# Problem requirements:
Gather from the material every line that contains the string "GIZMO".
= = = = = = =
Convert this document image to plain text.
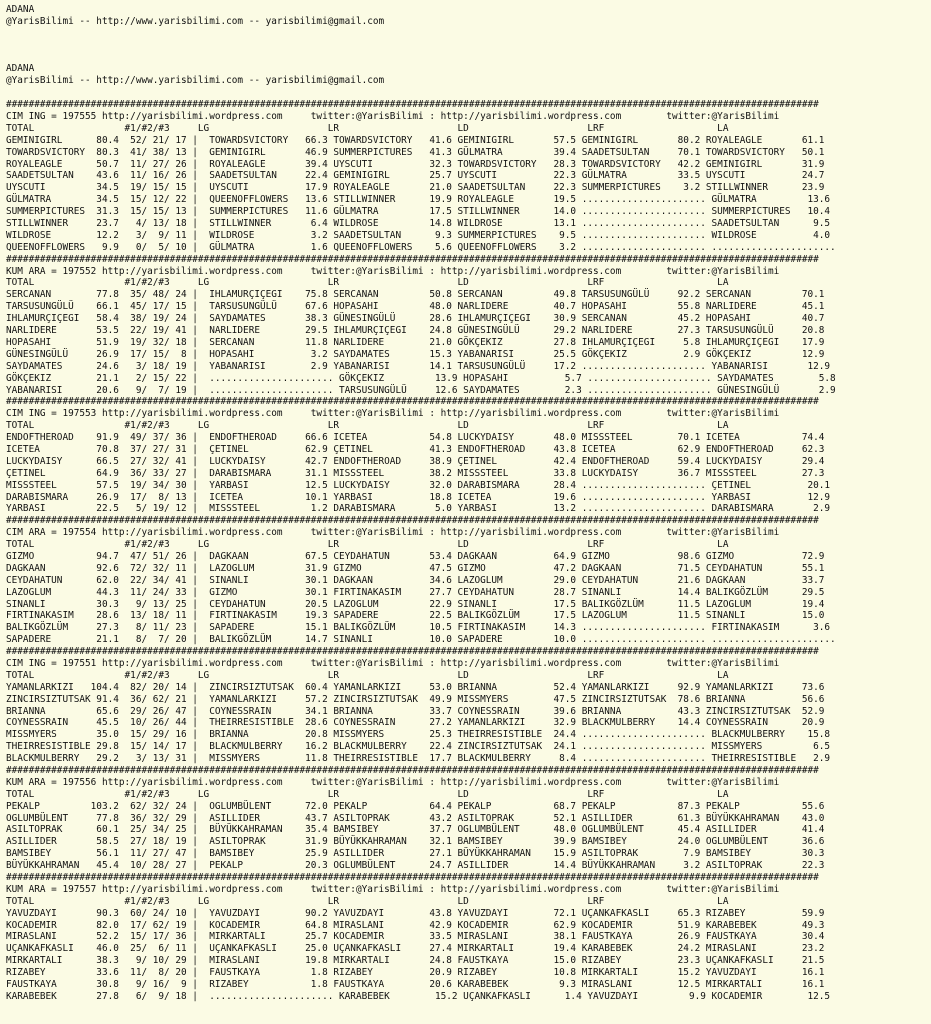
ADANA
@YarisBilimi -- http://www.yarisbilimi.com -- yarisbilimi@gmail.com

ADANA
@YarisBilimi -- http://www.yarisbilimi.com -- yarisbilimi@gmail.com

################################################################################################################################################
CIM ING = 197555 http://yarisbilimi.wordpress.com     twitter:@YarisBilimi : http://yarisbilimi.wordpress.com        twitter:@YarisBilimi
TOTAL                #1/#2/#3     LG                     LR                     LD                     LRF                    LA
GEMINIGIRL      80.4  52/ 21/ 17 |  TOWARDSVICTORY   66.3 TOWARDSVICTORY   41.6 GEMINIGIRL       57.5 GEMINIGIRL       80.2 ROYALEAGLE       61.1
TOWARDSVICTORY  80.3  41/ 38/ 13 |  GEMINIGIRL       46.9 SUMMERPICTURES   41.3 GÜLMATRA         39.4 SAADETSULTAN     70.1 TOWARDSVICTORY   50.1
ROYALEAGLE      50.7  11/ 27/ 26 |  ROYALEAGLE       39.4 UYSCUTI          32.3 TOWARDSVICTORY   28.3 TOWARDSVICTORY   42.2 GEMINIGIRL       31.9
SAADETSULTAN    43.6  11/ 16/ 26 |  SAADETSULTAN     22.4 GEMINIGIRL       25.7 UYSCUTI          22.3 GÜLMATRA         33.5 UYSCUTI          24.7
UYSCUTI         34.5  19/ 15/ 15 |  UYSCUTI          17.9 ROYALEAGLE       21.0 SAADETSULTAN     22.3 SUMMERPICTURES    3.2 STILLWINNER      23.9
GÜLMATRA        34.5  15/ 12/ 22 |  QUEENOFFLOWERS   13.6 STILLWINNER      19.9 ROYALEAGLE       19.5 ...................... GÜLMATRA         13.6
SUMMERPICTURES  31.3  15/ 15/ 13 |  SUMMERPICTURES   11.6 GÜLMATRA         17.5 STILLWINNER      14.0 ...................... SUMMERPICTURES   10.4
STILLWINNER     23.7   4/ 13/ 18 |  STILLWINNER       6.4 WILDROSE         14.8 WILDROSE         13.1 ...................... SAADETSULTAN      9.5
WILDROSE        12.2   3/  9/ 11 |  WILDROSE          3.2 SAADETSULTAN      9.3 SUMMERPICTURES    9.5 ...................... WILDROSE          4.0
QUEENOFFLOWERS   9.9   0/  5/ 10 |  GÜLMATRA          1.6 QUEENOFFLOWERS    5.6 QUEENOFFLOWERS    3.2 ...................... ......................
################################################################################################################################################
KUM ARA = 197552 http://yarisbilimi.wordpress.com     twitter:@YarisBilimi : http://yarisbilimi.wordpress.com        twitter:@YarisBilimi
TOTAL                #1/#2/#3     LG                     LR                     LD                     LRF                    LA
SERCANAN        77.8  35/ 48/ 24 |  IHLAMURÇIÇEGI    75.8 SERCANAN         50.8 SERCANAN         49.8 TARSUSUNGÜLÜ     92.2 SERCANAN         70.1
TARSUSUNGÜLÜ    66.1  45/ 17/ 15 |  TARSUSUNGÜLÜ     67.6 HOPASAHI         48.0 NARLIDERE        40.7 HOPASAHI         55.8 NARLIDERE        45.1
IHLAMURÇIÇEGI   58.4  38/ 19/ 24 |  SAYDAMATES       38.3 GÜNESINGÜLÜ      28.6 IHLAMURÇIÇEGI    30.9 SERCANAN         45.2 HOPASAHI         40.7
NARLIDERE       53.5  22/ 19/ 41 |  NARLIDERE        29.5 IHLAMURÇIÇEGI    24.8 GÜNESINGÜLÜ      29.2 NARLIDERE        27.3 TARSUSUNGÜLÜ     20.8
HOPASAHI        51.9  19/ 32/ 18 |  SERCANAN         11.8 NARLIDERE        21.0 GÖKÇEKIZ         27.8 IHLAMURÇIÇEGI     5.8 IHLAMURÇIÇEGI    17.9
GÜNESINGÜLÜ     26.9  17/ 15/  8 |  HOPASAHI          3.2 SAYDAMATES       15.3 YABANARISI       25.5 GÖKÇEKIZ          2.9 GÖKÇEKIZ         12.9
SAYDAMATES      24.6   3/ 18/ 19 |  YABANARISI        2.9 YABANARISI       14.1 TARSUSUNGÜLÜ     17.2 ...................... YABANARISI       12.9
GÖKÇEKIZ        21.1   2/ 15/ 22 |  ...................... GÖKÇEKIZ         13.9 HOPASAHI          5.7 ...................... SAYDAMATES        5.8
YABANARISI      20.6   9/  7/ 19 |  ...................... TARSUSUNGÜLÜ     12.6 SAYDAMATES        2.3 ...................... GÜNESINGÜLÜ       2.9
################################################################################################################################################
CIM ING = 197553 http://yarisbilimi.wordpress.com     twitter:@YarisBilimi : http://yarisbilimi.wordpress.com        twitter:@YarisBilimi
TOTAL                #1/#2/#3     LG                     LR                     LD                     LRF                    LA
ENDOFTHEROAD    91.9  49/ 37/ 36 |  ENDOFTHEROAD     66.6 ICETEA           54.8 LUCKYDAISY       48.0 MISSSTEEL        70.1 ICETEA           74.4
ICETEA          70.8  37/ 27/ 31 |  ÇETINEL          62.9 ÇETINEL          41.3 ENDOFTHEROAD     43.8 ICETEA           62.9 ENDOFTHEROAD     62.3
LUCKYDAISY      66.5  27/ 32/ 41 |  LUCKYDAISY       42.7 ENDOFTHEROAD     38.9 ÇETINEL          42.4 ENDOFTHEROAD     59.4 LUCKYDAISY       29.4
ÇETINEL         64.9  36/ 33/ 27 |  DARABISMARA      31.1 MISSSTEEL        38.2 MISSSTEEL        33.8 LUCKYDAISY       36.7 MISSSTEEL        27.3
MISSSTEEL       57.5  19/ 34/ 30 |  YARBASI          12.5 LUCKYDAISY       32.0 DARABISMARA      28.4 ...................... ÇETINEL          20.1
DARABISMARA     26.9  17/  8/ 13 |  ICETEA           10.1 YARBASI          18.8 ICETEA           19.6 ...................... YARBASI          12.9
YARBASI         22.5   5/ 19/ 12 |  MISSSTEEL         1.2 DARABISMARA       5.0 YARBASI          13.2 ...................... DARABISMARA       2.9
################################################################################################################################################
CIM ARA = 197554 http://yarisbilimi.wordpress.com     twitter:@YarisBilimi : http://yarisbilimi.wordpress.com        twitter:@YarisBilimi
TOTAL                #1/#2/#3     LG                     LR                     LD                     LRF                    LA
GIZMO           94.7  47/ 51/ 26 |  DAGKAAN          67.5 CEYDAHATUN       53.4 DAGKAAN          64.9 GIZMO            98.6 GIZMO            72.9
DAGKAAN         92.6  72/ 32/ 11 |  LAZOGLUM         31.9 GIZMO            47.5 GIZMO            47.2 DAGKAAN          71.5 CEYDAHATUN       55.1
CEYDAHATUN      62.0  22/ 34/ 41 |  SINANLI          30.1 DAGKAAN          34.6 LAZOGLUM         29.0 CEYDAHATUN       21.6 DAGKAAN          33.7
LAZOGLUM        44.3  11/ 24/ 33 |  GIZMO            30.1 FIRTINAKASIM     27.7 CEYDAHATUN       28.7 SINANLI          14.4 BALIKGÖZLÜM      29.5
SINANLI         30.3   9/ 13/ 25 |  CEYDAHATUN       20.5 LAZOGLUM         22.9 SINANLI          17.5 BALIKGÖZLÜM      11.5 LAZOGLUM         19.4
FIRTINAKASIM    28.6  13/ 18/ 11 |  FIRTINAKASIM     19.3 SAPADERE         22.5 BALIKGÖZLÜM      17.5 LAZOGLUM         11.5 SINANLI          15.0
BALIKGÖZLÜM     27.3   8/ 11/ 23 |  SAPADERE         15.1 BALIKGÖZLÜM      10.5 FIRTINAKASIM     14.3 ...................... FIRTINAKASIM      3.6
SAPADERE        21.1   8/  7/ 20 |  BALIKGÖZLÜM      14.7 SINANLI          10.0 SAPADERE         10.0 ...................... ......................
################################################################################################################################################
CIM ING = 197551 http://yarisbilimi.wordpress.com     twitter:@YarisBilimi : http://yarisbilimi.wordpress.com        twitter:@YarisBilimi
TOTAL                #1/#2/#3     LG                     LR                     LD                     LRF                    LA
YAMANLARKIZI   104.4  82/ 20/ 14 |  ZINCIRSIZTUTSAK  60.4 YAMANLARKIZI     53.0 BRIANNA          52.4 YAMANLARKIZI     92.9 YAMANLARKIZI     73.6
ZINCIRSIZTUTSAK 91.4  36/ 62/ 21 |  YAMANLARKIZI     57.2 ZINCIRSIZTUTSAK  49.9 MISSMYERS        47.5 ZINCIRSIZTUTSAK  78.6 BRIANNA          56.6
BRIANNA         65.6  29/ 26/ 47 |  COYNESSRAIN      34.1 BRIANNA          33.7 COYNESSRAIN      39.6 BRIANNA          43.3 ZINCIRSIZTUTSAK  52.9
COYNESSRAIN     45.5  10/ 26/ 44 |  THEIRRESISTIBLE  28.6 COYNESSRAIN      27.2 YAMANLARKIZI     32.9 BLACKMULBERRY    14.4 COYNESSRAIN      20.9
MISSMYERS       35.0  15/ 29/ 16 |  BRIANNA          20.8 MISSMYERS        25.3 THEIRRESISTIBLE  24.4 ...................... BLACKMULBERRY    15.8
THEIRRESISTIBLE 29.8  15/ 14/ 17 |  BLACKMULBERRY    16.2 BLACKMULBERRY    22.4 ZINCIRSIZTUTSAK  24.1 ...................... MISSMYERS         6.5
BLACKMULBERRY   29.2   3/ 13/ 31 |  MISSMYERS        11.8 THEIRRESISTIBLE  17.7 BLACKMULBERRY     8.4 ...................... THEIRRESISTIBLE   2.9
################################################################################################################################################
KUM ARA = 197556 http://yarisbilimi.wordpress.com     twitter:@YarisBilimi : http://yarisbilimi.wordpress.com        twitter:@YarisBilimi
TOTAL                #1/#2/#3     LG                     LR                     LD                     LRF                    LA
PEKALP         103.2  62/ 32/ 24 |  OGLUMBÜLENT      72.0 PEKALP           64.4 PEKALP           68.7 PEKALP           87.3 PEKALP           55.6
OGLUMBÜLENT     77.8  36/ 32/ 29 |  ASILLIDER        43.7 ASILTOPRAK       43.2 ASILTOPRAK       52.1 ASILLIDER        61.3 BÜYÜKKAHRAMAN    43.0
ASILTOPRAK      60.1  25/ 34/ 25 |  BÜYÜKKAHRAMAN    35.4 BAMSIBEY         37.7 OGLUMBÜLENT      48.0 OGLUMBÜLENT      45.4 ASILLIDER        41.4
ASILLIDER       58.5  27/ 18/ 19 |  ASILTOPRAK       31.9 BÜYÜKKAHRAMAN    32.1 BAMSIBEY         39.9 BAMSIBEY         24.0 OGLUMBÜLENT      36.6
BAMSIBEY        56.1  11/ 27/ 47 |  BAMSIBEY         25.9 ASILLIDER        27.1 BÜYÜKKAHRAMAN    15.9 ASILTOPRAK        7.9 BAMSIBEY         30.3
BÜYÜKKAHRAMAN   45.4  10/ 28/ 27 |  PEKALP           20.3 OGLUMBÜLENT      24.7 ASILLIDER        14.4 BÜYÜKKAHRAMAN     3.2 ASILTOPRAK       22.3
################################################################################################################################################
KUM ARA = 197557 http://yarisbilimi.wordpress.com     twitter:@YarisBilimi : http://yarisbilimi.wordpress.com        twitter:@YarisBilimi
TOTAL                #1/#2/#3     LG                     LR                     LD                     LRF                    LA
YAVUZDAYI       90.3  60/ 24/ 10 |  YAVUZDAYI        90.2 YAVUZDAYI        43.8 YAVUZDAYI        72.1 UÇANKAFKASLI     65.3 RIZABEY          59.9
KOCADEMIR       82.0  17/ 62/ 19 |  KOCADEMIR        64.8 MIRASLANI        42.9 KOCADEMIR        62.9 KOCADEMIR        51.9 KARABEBEK        49.3
MIRASLANI       52.2  15/ 17/ 36 |  MIRKARTALI       25.7 KOCADEMIR        33.5 MIRASLANI        38.1 FAUSTKAYA        26.9 FAUSTKAYA        30.4
UÇANKAFKASLI    46.0  25/  6/ 11 |  UÇANKAFKASLI     25.0 UÇANKAFKASLI     27.4 MIRKARTALI       19.4 KARABEBEK        24.2 MIRASLANI        23.2
MIRKARTALI      38.3   9/ 10/ 29 |  MIRASLANI        19.8 MIRKARTALI       24.8 FAUSTKAYA        15.0 RIZABEY          23.3 UÇANKAFKASLI     21.5
RIZABEY         33.6  11/  8/ 20 |  FAUSTKAYA         1.8 RIZABEY          20.9 RIZABEY          10.8 MIRKARTALI       15.2 YAVUZDAYI        16.1
FAUSTKAYA       30.8   9/ 16/  9 |  RIZABEY           1.8 FAUSTKAYA        20.6 KARABEBEK         9.3 MIRASLANI        12.5 MIRKARTALI       16.1
KARABEBEK       27.8   6/  9/ 18 |  ...................... KARABEBEK        15.2 UÇANKAFKASLI      1.4 YAVUZDAYI         9.9 KOCADEMIR        12.5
= = = = = = =
# Answer to this exercise:
GIZMO           94.7  47/ 51/ 26 |  DAGKAAN          67.5 CEYDAHATUN       53.4 DAGKAAN          64.9 GIZMO            98.6 GIZMO            72.9
DAGKAAN         92.6  72/ 32/ 11 |  LAZOGLUM         31.9 GIZMO            47.5 GIZMO            47.2 DAGKAAN          71.5 CEYDAHATUN       55.1
LAZOGLUM        44.3  11/ 24/ 33 |  GIZMO            30.1 FIRTINAKASIM     27.7 CEYDAHATUN       28.7 SINANLI          14.4 BALIKGÖZLÜM      29.5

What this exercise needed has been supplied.